--- Data excerpts Enclosed Below ---

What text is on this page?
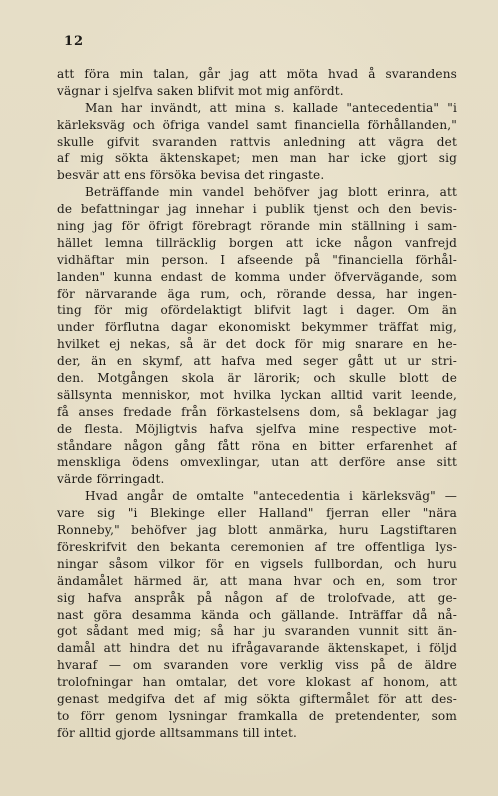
12
att föra min talan, går jag att möta hvad å svarandens
vägnar i sjelfva saken blifvit mot mig anfördt.
Man har invändt, att mina s. kallade "antecedentia" "i
kärleksväg och öfriga vandel samt financiella förhållanden,"
skulle gifvit svaranden rattvis anledning att vägra det
af mig sökta äktenskapet; men man har icke gjort sig
besvär att ens försöka bevisa det ringaste.
Beträffande min vandel behöfver jag blott erinra, att
de befattningar jag innehar i publik tjenst och den bevis-
ning jag för öfrigt förebragt rörande min ställning i sam-
hället lemna tillräcklig borgen att icke någon vanfrejd
vidhäftar min person. I afseende på "financiella förhål-
landen" kunna endast de komma under öfvervägande, som
för närvarande äga rum, och, rörande dessa, har ingen-
ting för mig ofördelaktigt blifvit lagt i dager. Om än
under förflutna dagar ekonomiskt bekymmer träffat mig,
hvilket ej nekas, så är det dock för mig snarare en he-
der, än en skymf, att hafva med seger gått ut ur stri-
den. Motgången skola är lärorik; och skulle blott de
sällsynta menniskor, mot hvilka lyckan alltid varit leende,
få anses fredade från förkastelsens dom, så beklagar jag
de flesta. Möjligtvis hafva sjelfva mine respective mot-
ståndare någon gång fått röna en bitter erfarenhet af
menskliga ödens omvexlingar, utan att derföre anse sitt
värde förringadt.
Hvad angår de omtalte "antecedentia i kärleksväg" —
vare sig "i Blekinge eller Halland" fjerran eller "nära
Ronneby," behöfver jag blott anmärka, huru Lagstiftaren
föreskrifvit den bekanta ceremonien af tre offentliga lys-
ningar såsom vilkor för en vigsels fullbordan, och huru
ändamålet härmed är, att mana hvar och en, som tror
sig hafva anspråk på någon af de trolofvade, att ge-
nast göra desamma kända och gällande. Inträffar då nå-
got sådant med mig; så har ju svaranden vunnit sitt än-
damål att hindra det nu ifrågavarande äktenskapet, i följd
hvaraf — om svaranden vore verklig viss på de äldre
trolofningar han omtalar, det vore klokast af honom, att
genast medgifva det af mig sökta giftermålet för att des-
to förr genom lysningar framkalla de pretendenter, som
för alltid gjorde alltsammans till intet.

--- End of Enclosed Data excerpts ---

• **Problem to solve**: State the count of lines above containing the string "kärleksväg", and add nothing to it.

• **Answer box**: 2